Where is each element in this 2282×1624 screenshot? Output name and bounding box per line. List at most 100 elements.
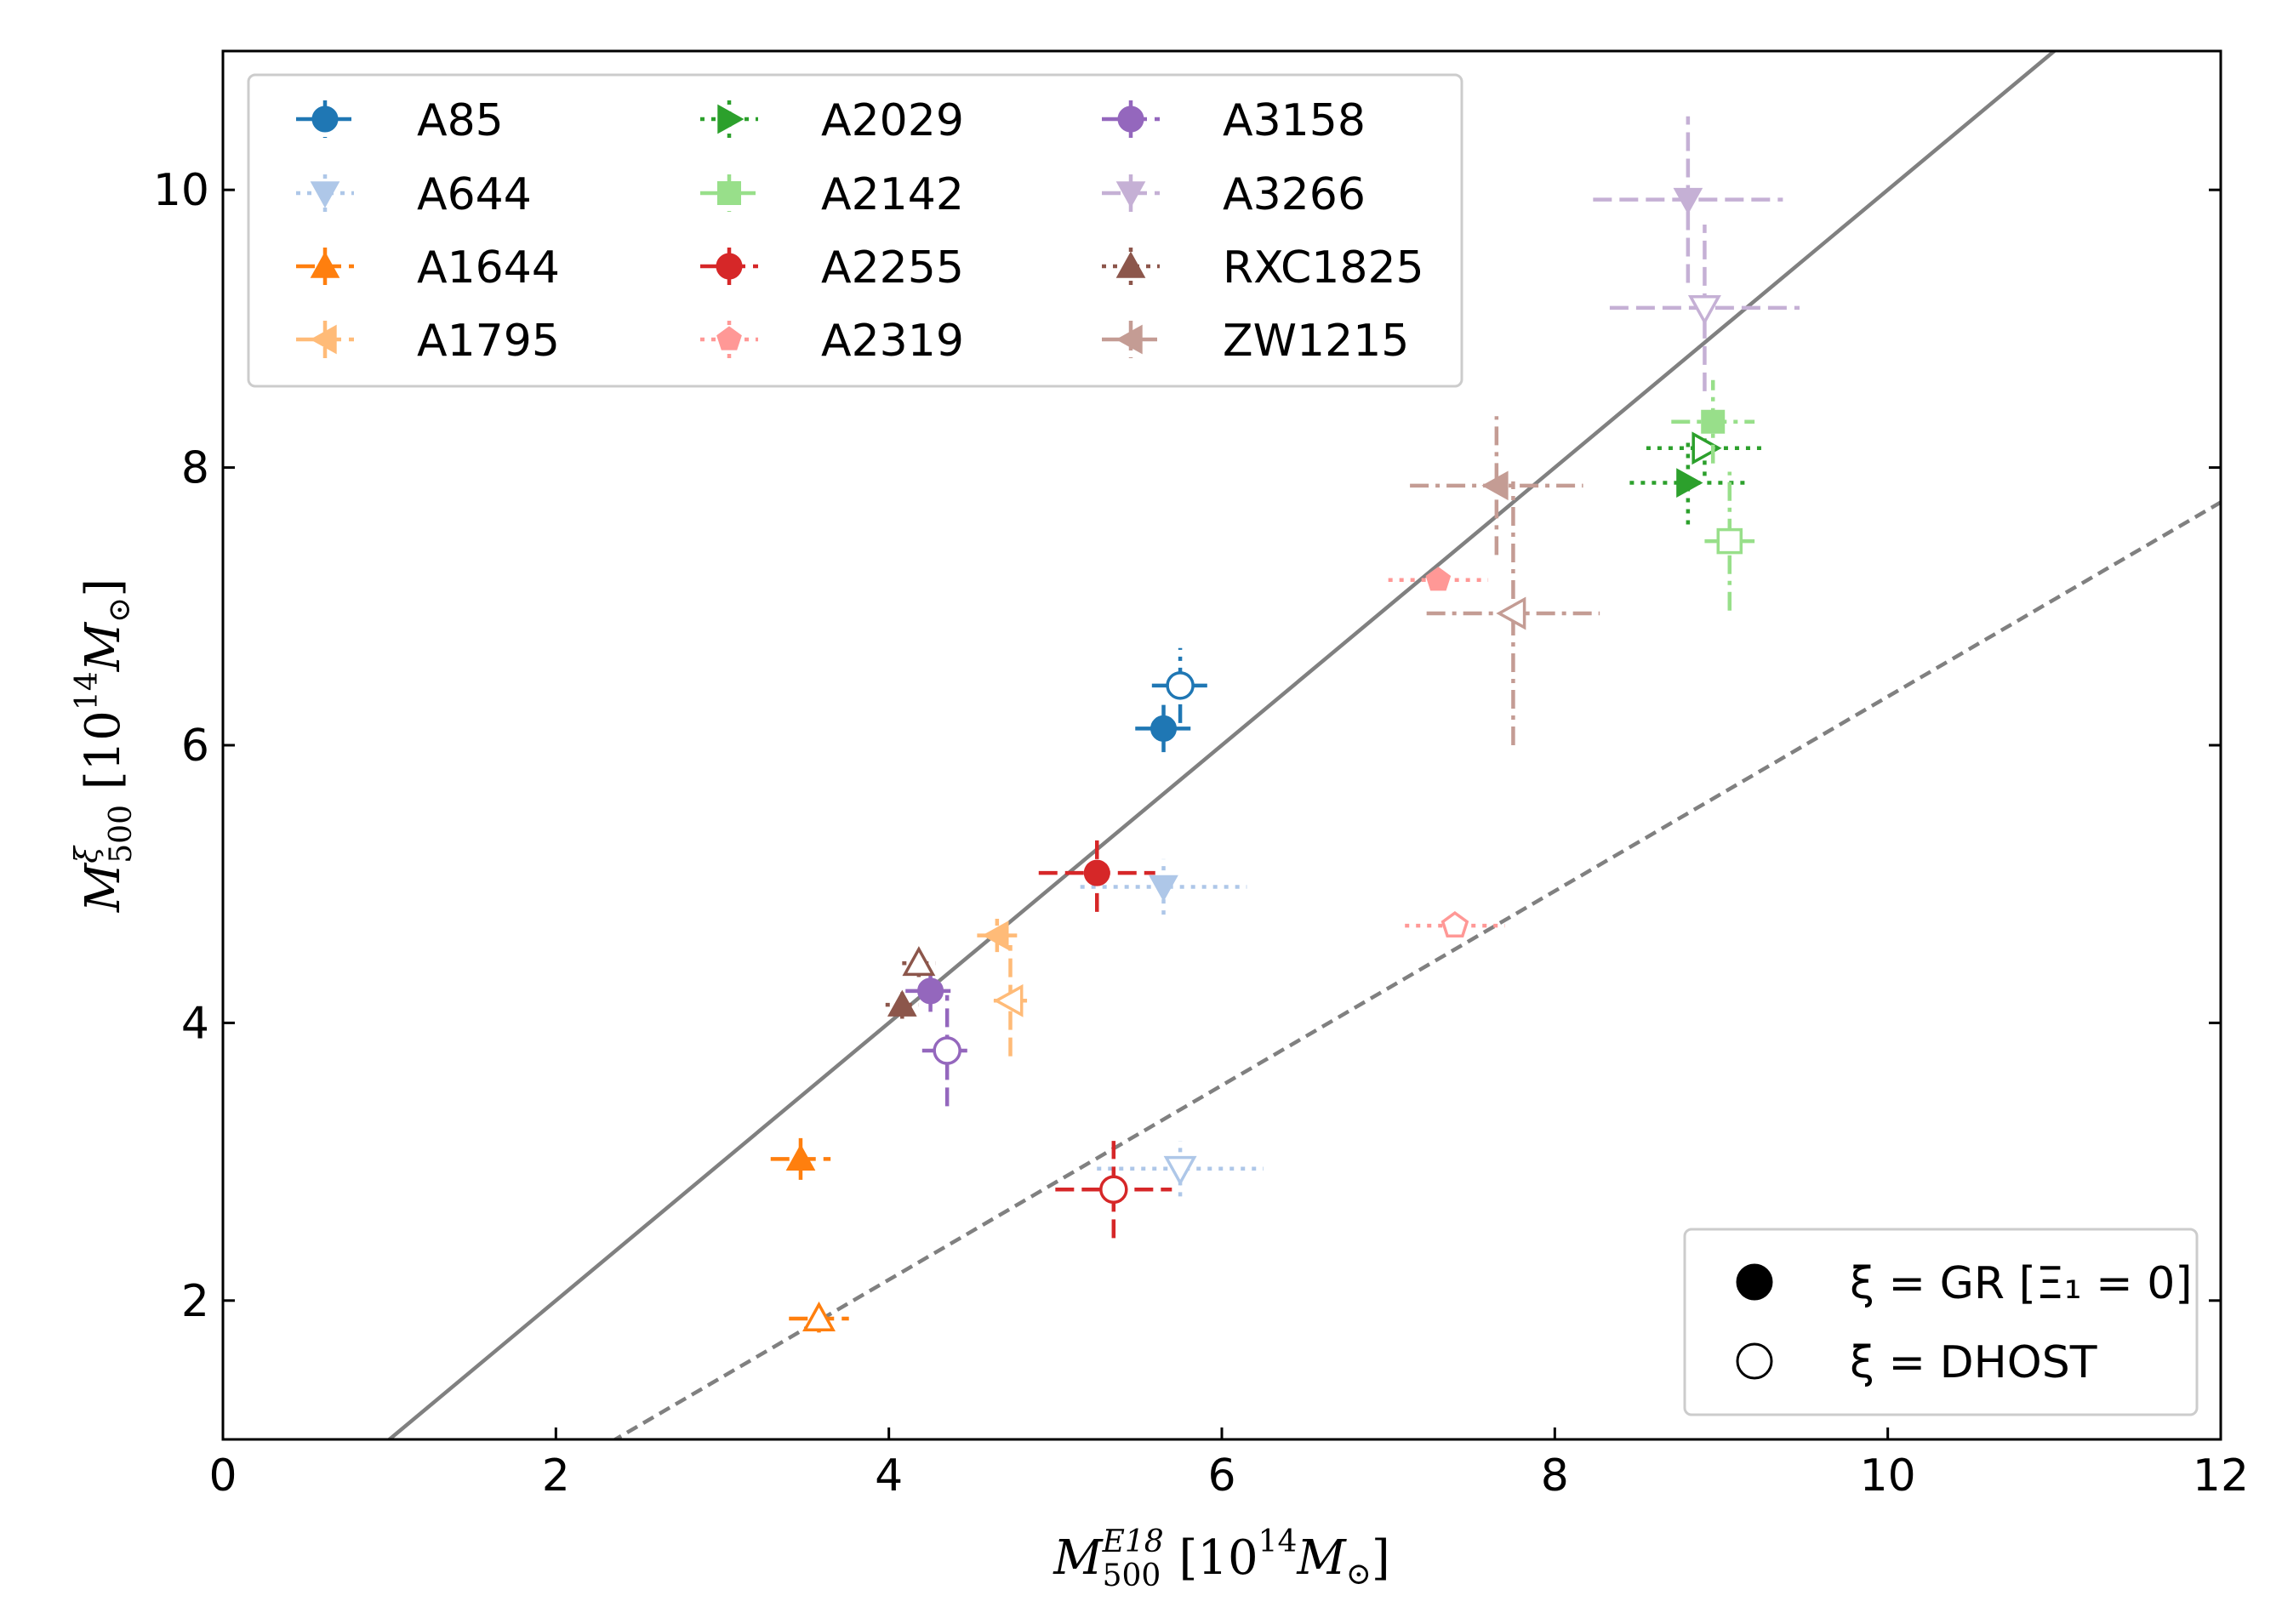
x-tick-label: 12 — [2193, 1450, 2249, 1501]
data-point-A2255-dhost — [1055, 1141, 1172, 1239]
circle-marker — [917, 977, 944, 1005]
x-tick-label: 0 — [208, 1450, 237, 1501]
marker-style-legend: ξ = GR [Ξ₁ = 0] ξ = DHOST — [1683, 1228, 2199, 1416]
style-legend-label: ξ = GR [Ξ₁ = 0] — [1850, 1258, 2193, 1309]
circle-marker — [1150, 715, 1178, 742]
filled-circle-icon — [1736, 1263, 1773, 1301]
legend-label: A2255 — [821, 242, 964, 293]
legend-marker — [1117, 105, 1144, 133]
triangle-down-marker — [1163, 1155, 1197, 1186]
legend-entry-RXC1825: RXC1825 — [1102, 242, 1424, 293]
y-tick-label: 10 — [153, 165, 209, 216]
legend-entry-A2142: A2142 — [700, 169, 964, 220]
y-tick-label: 8 — [181, 443, 209, 494]
legend-entry-A2255: A2255 — [700, 242, 964, 293]
data-point-A3158-gr — [905, 970, 956, 1012]
legend-entry-A644: A644 — [296, 169, 532, 220]
data-point-A1644-gr — [770, 1137, 831, 1180]
circle-marker — [1099, 1175, 1128, 1204]
legend-marker — [717, 181, 741, 205]
style-legend-label: ξ = DHOST — [1850, 1337, 2097, 1388]
triangle-up-marker — [902, 946, 936, 977]
circle-marker — [1083, 859, 1110, 886]
legend-marker — [717, 104, 745, 134]
legend-marker — [311, 105, 339, 133]
triangle-left-marker — [993, 983, 1024, 1017]
pentagon-marker — [1441, 911, 1469, 938]
pentagon-marker — [1425, 567, 1452, 591]
open-circle-icon — [1736, 1342, 1773, 1380]
legend-marker — [310, 181, 340, 208]
legend-label: A85 — [417, 95, 504, 146]
triangle-up-marker — [887, 989, 917, 1017]
data-point-A644-gr — [1080, 858, 1247, 915]
triangle-down-marker — [1673, 187, 1703, 215]
x-tick-label: 2 — [542, 1450, 570, 1501]
data-point-A1795-gr — [977, 919, 1018, 953]
data-point-A2142-gr — [1671, 379, 1755, 464]
legend-marker — [310, 251, 340, 278]
triangle-down-marker — [1687, 294, 1721, 326]
data-point-A3158-dhost — [921, 994, 973, 1107]
legend-label: A2142 — [821, 169, 964, 220]
style-legend-entry: ξ = GR [Ξ₁ = 0] — [1736, 1258, 2193, 1309]
style-legend-entry: ξ = DHOST — [1736, 1337, 2097, 1388]
y-tick-label: 2 — [181, 1276, 209, 1327]
legend-entry-ZW1215: ZW1215 — [1102, 316, 1409, 367]
data-point-A2142-dhost — [1704, 471, 1755, 611]
legend-label: A1795 — [417, 316, 560, 367]
style-legend-box — [1683, 1228, 2199, 1416]
data-point-A2319-gr — [1388, 567, 1489, 591]
square-marker — [1701, 409, 1726, 434]
data-point-A2255-gr — [1038, 834, 1155, 912]
legend-label: A1644 — [417, 242, 560, 293]
y-axis-label: Mξ500 [1014M⊙] — [70, 578, 139, 913]
triangle-up-marker — [802, 1301, 836, 1331]
data-point-A644-dhost — [1097, 1141, 1264, 1197]
x-tick-label: 4 — [875, 1450, 903, 1501]
legend-entry-A1644: A1644 — [296, 242, 560, 293]
legend-box — [247, 73, 1463, 388]
legend-entry-A2029: A2029 — [700, 95, 964, 146]
reference-lines — [386, 51, 2221, 1439]
one-to-one-line — [386, 51, 2057, 1439]
data-point-ZW1215-dhost — [1426, 481, 1600, 745]
circle-marker — [933, 1036, 961, 1065]
circle-marker — [1166, 671, 1195, 700]
legend-marker — [716, 326, 742, 350]
legend-entry-A2319: A2319 — [700, 316, 964, 367]
legend-marker — [1115, 181, 1146, 208]
data-point-A85-dhost — [1151, 647, 1209, 723]
data-point-A3266-gr — [1593, 116, 1783, 283]
square-marker — [1716, 527, 1743, 555]
axis-ticks: 0 2 4 6 8 10 12 2 4 6 8 10 — [153, 165, 2249, 1501]
triangle-left-marker — [982, 920, 1009, 950]
legend-label: A2319 — [821, 316, 964, 367]
data-point-ZW1215-gr — [1410, 416, 1583, 556]
legend-label: RXC1825 — [1223, 242, 1424, 293]
y-tick-label: 4 — [181, 998, 209, 1049]
data-points — [770, 116, 1800, 1333]
data-point-A2029-gr — [1629, 441, 1747, 525]
legend-label: A644 — [417, 169, 532, 220]
y-tick-label: 6 — [181, 721, 209, 772]
legend-entry-A3158: A3158 — [1102, 95, 1366, 146]
data-point-A1795-dhost — [993, 945, 1028, 1057]
x-axis-label: ME18 500 [1014M⊙] — [1053, 1524, 1390, 1593]
triangle-right-marker — [1692, 431, 1722, 465]
data-point-A85-gr — [1135, 704, 1192, 753]
x-tick-label: 8 — [1541, 1450, 1569, 1501]
legend-entry-A1795: A1795 — [296, 316, 560, 367]
cluster-legend: A85 A644 A1644 A1795 A2029 A2142 A2255 A2319 A31… — [247, 73, 1463, 388]
x-tick-label: 10 — [1860, 1450, 1916, 1501]
data-point-A3266-dhost — [1609, 225, 1800, 391]
legend-marker — [716, 253, 743, 280]
triangle-left-marker — [1496, 596, 1526, 630]
legend-marker — [1115, 251, 1146, 278]
legend-entry-A3266: A3266 — [1102, 169, 1366, 220]
data-point-A1644-dhost — [789, 1301, 849, 1333]
legend-label: A2029 — [821, 95, 964, 146]
legend-marker — [1115, 324, 1143, 355]
triangle-left-marker — [1481, 470, 1509, 501]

■ Given exercise
Give every line of the rows above as a Markdown table with two columns, Number and Text, numbering the lines in order and skipping blank lines. Leave the pictures out of the table.

■ Full solution
| Number | Text |
|---|---|
| 1 | Where is each element in this 2282×1624 screenshot? Output name and bounding box per line. List at most 100 elements. |
| 2 | x-tick-label: 12 — [2193, 1450, 2249, 1501] |
| 3 | data-point-A2255-dhost — [1055, 1141, 1172, 1239] |
| 4 | circle-marker — [917, 977, 944, 1005] |
| 5 | x-tick-label: 0 — [208, 1450, 237, 1501] |
| 6 | marker-style-legend: ξ = GR [Ξ₁ = 0] ξ = DHOST — [1683, 1228, 2199, 1416] |
| 7 | style-legend-label: ξ = GR [Ξ₁ = 0] — [1850, 1258, 2193, 1309] |
| 8 | circle-marker — [1150, 715, 1178, 742] |
| 9 | filled-circle-icon — [1736, 1263, 1773, 1301] |
| 10 | legend-label: A2255 — [821, 242, 964, 293] |
| 11 | legend-marker — [1117, 105, 1144, 133] |
| 12 | triangle-down-marker — [1163, 1155, 1197, 1186] |
| 13 | legend-entry-RXC1825: RXC1825 — [1102, 242, 1424, 293] |
| 14 | y-tick-label: 10 — [153, 165, 209, 216] |
| 15 | legend-entry-A2142: A2142 — [700, 169, 964, 220] |
| 16 | y-tick-label: 8 — [181, 443, 209, 494] |
| 17 | legend-entry-A2255: A2255 — [700, 242, 964, 293] |
| 18 | data-point-A3158-gr — [905, 970, 956, 1012] |
| 19 | legend-entry-A644: A644 — [296, 169, 532, 220] |
| 20 | data-point-A1644-gr — [770, 1137, 831, 1180] |
| 21 | circle-marker — [1099, 1175, 1128, 1204] |
| 22 | legend-marker — [717, 181, 741, 205] |
| 23 | style-legend-label: ξ = DHOST — [1850, 1337, 2097, 1388] |
| 24 | triangle-up-marker — [902, 946, 936, 977] |
| 25 | circle-marker — [1083, 859, 1110, 886] |
| 26 | legend-marker — [717, 104, 745, 134] |
| 27 | legend-marker — [311, 105, 339, 133] |
| 28 | triangle-left-marker — [993, 983, 1024, 1017] |
| 29 | pentagon-marker — [1441, 911, 1469, 938] |
| 30 | pentagon-marker — [1425, 567, 1452, 591] |
| 31 | open-circle-icon — [1736, 1342, 1773, 1380] |
| 32 | legend-marker — [310, 181, 340, 208] |
| 33 | legend-label: A85 — [417, 95, 504, 146] |
| 34 | triangle-up-marker — [887, 989, 917, 1017] |
| 35 | data-point-A644-gr — [1080, 858, 1247, 915] |
| 36 | triangle-down-marker — [1673, 187, 1703, 215] |
| 37 | x-tick-label: 2 — [542, 1450, 570, 1501] |
| 38 | data-point-A1795-gr — [977, 919, 1018, 953] |
| 39 | data-point-A2142-gr — [1671, 379, 1755, 464] |
| 40 | legend-marker — [310, 251, 340, 278] |
| 41 | triangle-down-marker — [1687, 294, 1721, 326] |
| 42 | data-point-A3158-dhost — [921, 994, 973, 1107] |
| 43 | legend-label: A2142 — [821, 169, 964, 220] |
| 44 | style-legend-entry: ξ = GR [Ξ₁ = 0] — [1736, 1258, 2193, 1309] |
| 45 | style-legend-entry: ξ = DHOST — [1736, 1337, 2097, 1388] |
| 46 | y-tick-label: 2 — [181, 1276, 209, 1327] |
| 47 | legend-entry-ZW1215: ZW1215 — [1102, 316, 1409, 367] |
| 48 | data-point-A2142-dhost — [1704, 471, 1755, 611] |
| 49 | legend-label: A1795 — [417, 316, 560, 367] |
| 50 | style-legend-box — [1683, 1228, 2199, 1416] |
| 51 | data-point-A2319-gr — [1388, 567, 1489, 591] |
| 52 | square-marker — [1701, 409, 1726, 434] |
| 53 | data-point-A2255-gr — [1038, 834, 1155, 912] |
| 54 | legend-label: A1644 — [417, 242, 560, 293] |
| 55 | y-axis-label: Mξ500 [1014M⊙] — [70, 578, 139, 913] |
| 56 | triangle-up-marker — [802, 1301, 836, 1331] |
| 57 | data-point-A644-dhost — [1097, 1141, 1264, 1197] |
| 58 | x-tick-label: 4 — [875, 1450, 903, 1501] |
| 59 | legend-entry-A1644: A1644 — [296, 242, 560, 293] |
| 60 | legend-box — [247, 73, 1463, 388] |
| 61 | legend-entry-A2029: A2029 — [700, 95, 964, 146] |
| 62 | reference-lines — [386, 51, 2221, 1439] |
| 63 | one-to-one-line — [386, 51, 2057, 1439] |
| 64 | data-point-ZW1215-dhost — [1426, 481, 1600, 745] |
| 65 | circle-marker — [933, 1036, 961, 1065] |
| 66 | circle-marker — [1166, 671, 1195, 700] |
| 67 | legend-marker — [716, 326, 742, 350] |
| 68 | legend-entry-A2319: A2319 — [700, 316, 964, 367] |
| 69 | legend-marker — [1115, 181, 1146, 208] |
| 70 | data-point-A85-dhost — [1151, 647, 1209, 723] |
| 71 | data-point-A3266-gr — [1593, 116, 1783, 283] |
| 72 | square-marker — [1716, 527, 1743, 555] |
| 73 | axis-ticks: 0 2 4 6 8 10 12 2 4 6 8 10 — [153, 165, 2249, 1501] |
| 74 | triangle-left-marker — [982, 920, 1009, 950] |
| 75 | legend-label: A2319 — [821, 316, 964, 367] |
| 76 | data-point-ZW1215-gr — [1410, 416, 1583, 556] |
| 77 | legend-label: RXC1825 — [1223, 242, 1424, 293] |
| 78 | y-tick-label: 4 — [181, 998, 209, 1049] |
| 79 | data-points — [770, 116, 1800, 1333] |
| 80 | data-point-A2029-gr — [1629, 441, 1747, 525] |
| 81 | legend-label: A644 — [417, 169, 532, 220] |
| 82 | y-tick-label: 6 — [181, 721, 209, 772] |
| 83 | legend-entry-A3158: A3158 — [1102, 95, 1366, 146] |
| 84 | data-point-A1795-dhost — [993, 945, 1028, 1057] |
| 85 | x-axis-label: ME18 500 [1014M⊙] — [1053, 1524, 1390, 1593] |
| 86 | triangle-right-marker — [1692, 431, 1722, 465] |
| 87 | data-point-A85-gr — [1135, 704, 1192, 753] |
| 88 | x-tick-label: 8 — [1541, 1450, 1569, 1501] |
| 89 | legend-entry-A1795: A1795 — [296, 316, 560, 367] |
| 90 | cluster-legend: A85 A644 A1644 A1795 A2029 A2142 A2255 A2319 A31… — [247, 73, 1463, 388] |
| 91 | x-tick-label: 10 — [1860, 1450, 1916, 1501] |
| 92 | data-point-A3266-dhost — [1609, 225, 1800, 391] |
| 93 | legend-marker — [716, 253, 743, 280] |
| 94 | triangle-left-marker — [1496, 596, 1526, 630] |
| 95 | legend-marker — [1115, 251, 1146, 278] |
| 96 | legend-entry-A3266: A3266 — [1102, 169, 1366, 220] |
| 97 | data-point-A1644-dhost — [789, 1301, 849, 1333] |
| 98 | legend-label: A2029 — [821, 95, 964, 146] |
| 99 | legend-marker — [1115, 324, 1143, 355] |
| 100 | triangle-left-marker — [1481, 470, 1509, 501] |